■ **Aim**:
Look for "mois" in the listing below. Gather each line that contains it.

-- start --

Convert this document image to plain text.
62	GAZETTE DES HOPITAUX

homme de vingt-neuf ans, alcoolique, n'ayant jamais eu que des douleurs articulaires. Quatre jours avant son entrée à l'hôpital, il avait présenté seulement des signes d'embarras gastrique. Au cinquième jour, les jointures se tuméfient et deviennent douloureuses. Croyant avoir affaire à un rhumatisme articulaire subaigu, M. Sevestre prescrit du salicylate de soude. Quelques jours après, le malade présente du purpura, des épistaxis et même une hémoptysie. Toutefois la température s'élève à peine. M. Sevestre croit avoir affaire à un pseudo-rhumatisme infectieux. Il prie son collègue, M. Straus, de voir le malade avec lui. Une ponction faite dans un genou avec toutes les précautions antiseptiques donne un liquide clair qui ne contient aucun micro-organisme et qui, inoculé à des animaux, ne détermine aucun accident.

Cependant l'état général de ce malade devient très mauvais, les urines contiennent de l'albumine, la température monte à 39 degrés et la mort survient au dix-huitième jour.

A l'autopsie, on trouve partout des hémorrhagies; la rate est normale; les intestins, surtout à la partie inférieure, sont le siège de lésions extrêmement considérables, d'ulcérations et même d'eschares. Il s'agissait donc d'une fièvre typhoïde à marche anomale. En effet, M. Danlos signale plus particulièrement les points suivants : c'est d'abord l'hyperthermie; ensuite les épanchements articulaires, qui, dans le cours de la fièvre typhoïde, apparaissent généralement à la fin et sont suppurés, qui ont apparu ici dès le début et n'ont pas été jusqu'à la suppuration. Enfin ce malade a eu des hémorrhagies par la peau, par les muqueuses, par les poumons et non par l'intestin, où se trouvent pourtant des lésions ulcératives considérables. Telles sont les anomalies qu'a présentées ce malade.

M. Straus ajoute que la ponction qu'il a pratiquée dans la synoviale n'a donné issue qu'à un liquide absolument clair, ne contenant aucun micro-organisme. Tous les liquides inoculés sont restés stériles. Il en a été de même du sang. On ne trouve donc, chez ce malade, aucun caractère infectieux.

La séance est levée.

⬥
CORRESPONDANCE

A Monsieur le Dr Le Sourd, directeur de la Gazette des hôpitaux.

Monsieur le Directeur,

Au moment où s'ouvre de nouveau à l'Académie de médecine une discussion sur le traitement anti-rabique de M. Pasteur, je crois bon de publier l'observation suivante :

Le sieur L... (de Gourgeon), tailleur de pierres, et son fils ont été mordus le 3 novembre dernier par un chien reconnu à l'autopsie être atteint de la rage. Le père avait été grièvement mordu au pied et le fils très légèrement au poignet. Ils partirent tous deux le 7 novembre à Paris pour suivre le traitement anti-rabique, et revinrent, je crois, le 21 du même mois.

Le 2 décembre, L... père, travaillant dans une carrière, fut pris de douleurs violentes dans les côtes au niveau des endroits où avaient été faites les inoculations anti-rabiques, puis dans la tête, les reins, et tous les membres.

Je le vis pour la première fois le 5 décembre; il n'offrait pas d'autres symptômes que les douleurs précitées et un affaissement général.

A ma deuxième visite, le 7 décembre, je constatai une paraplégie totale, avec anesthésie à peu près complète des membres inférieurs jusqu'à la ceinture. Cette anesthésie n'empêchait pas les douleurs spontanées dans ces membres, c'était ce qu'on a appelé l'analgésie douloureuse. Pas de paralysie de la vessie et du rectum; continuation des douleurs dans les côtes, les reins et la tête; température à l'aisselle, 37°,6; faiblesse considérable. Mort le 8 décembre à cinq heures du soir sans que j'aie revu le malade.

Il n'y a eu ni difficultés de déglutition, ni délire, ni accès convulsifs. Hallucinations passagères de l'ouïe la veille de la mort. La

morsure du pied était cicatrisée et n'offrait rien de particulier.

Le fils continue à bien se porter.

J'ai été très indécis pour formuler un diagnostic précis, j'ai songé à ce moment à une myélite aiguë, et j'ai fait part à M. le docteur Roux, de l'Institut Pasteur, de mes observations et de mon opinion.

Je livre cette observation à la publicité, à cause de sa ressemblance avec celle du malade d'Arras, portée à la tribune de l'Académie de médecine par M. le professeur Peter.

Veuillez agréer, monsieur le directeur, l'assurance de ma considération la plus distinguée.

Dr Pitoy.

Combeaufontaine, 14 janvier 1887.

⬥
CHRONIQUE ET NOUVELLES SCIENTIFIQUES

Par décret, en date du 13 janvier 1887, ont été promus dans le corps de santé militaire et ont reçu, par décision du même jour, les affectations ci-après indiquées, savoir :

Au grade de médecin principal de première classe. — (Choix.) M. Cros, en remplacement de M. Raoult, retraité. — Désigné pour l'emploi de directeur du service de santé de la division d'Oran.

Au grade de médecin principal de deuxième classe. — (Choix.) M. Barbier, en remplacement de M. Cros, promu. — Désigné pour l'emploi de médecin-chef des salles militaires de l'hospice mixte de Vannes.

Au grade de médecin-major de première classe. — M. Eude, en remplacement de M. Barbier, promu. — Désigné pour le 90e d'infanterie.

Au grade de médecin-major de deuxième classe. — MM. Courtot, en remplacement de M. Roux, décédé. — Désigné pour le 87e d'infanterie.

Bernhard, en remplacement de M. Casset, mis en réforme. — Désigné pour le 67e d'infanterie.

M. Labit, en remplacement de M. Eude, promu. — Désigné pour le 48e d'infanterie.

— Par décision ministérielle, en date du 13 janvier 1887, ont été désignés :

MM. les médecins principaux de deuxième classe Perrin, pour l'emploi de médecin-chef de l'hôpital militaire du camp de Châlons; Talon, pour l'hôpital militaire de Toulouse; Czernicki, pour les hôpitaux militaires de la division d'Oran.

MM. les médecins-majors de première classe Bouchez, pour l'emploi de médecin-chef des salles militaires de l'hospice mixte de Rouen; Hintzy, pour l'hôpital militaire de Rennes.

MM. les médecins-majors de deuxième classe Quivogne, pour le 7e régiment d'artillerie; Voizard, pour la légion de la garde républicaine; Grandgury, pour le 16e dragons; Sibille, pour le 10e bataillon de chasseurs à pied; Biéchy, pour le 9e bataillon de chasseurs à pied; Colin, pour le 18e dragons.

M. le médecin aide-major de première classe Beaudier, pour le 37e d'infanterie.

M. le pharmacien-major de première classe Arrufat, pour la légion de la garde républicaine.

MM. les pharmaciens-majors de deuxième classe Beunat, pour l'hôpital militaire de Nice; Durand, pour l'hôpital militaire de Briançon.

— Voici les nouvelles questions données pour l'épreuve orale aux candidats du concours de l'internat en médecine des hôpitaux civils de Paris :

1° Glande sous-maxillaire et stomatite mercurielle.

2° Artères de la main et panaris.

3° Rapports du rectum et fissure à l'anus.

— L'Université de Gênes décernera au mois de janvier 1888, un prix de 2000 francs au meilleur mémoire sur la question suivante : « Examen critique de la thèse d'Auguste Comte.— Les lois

-- end --

■ **Problem solution**:
Le sieur L... (de Gourgeon), tailleur de pierres, et son fils ont été mordus le 3 novembre dernier par un chien reconnu à l'autopsie être atteint de la rage. Le père avait été grièvement mordu au pied et le fils très légèrement au poignet. Ils partirent tous deux le 7 novembre à Paris pour suivre le traitement anti-rabique, et revinrent, je crois, le 21 du même mois.
— L'Université de Gênes décernera au mois de janvier 1888, un prix de 2000 francs au meilleur mémoire sur la question suivante : « Examen critique de la thèse d'Auguste Comte.— Les lois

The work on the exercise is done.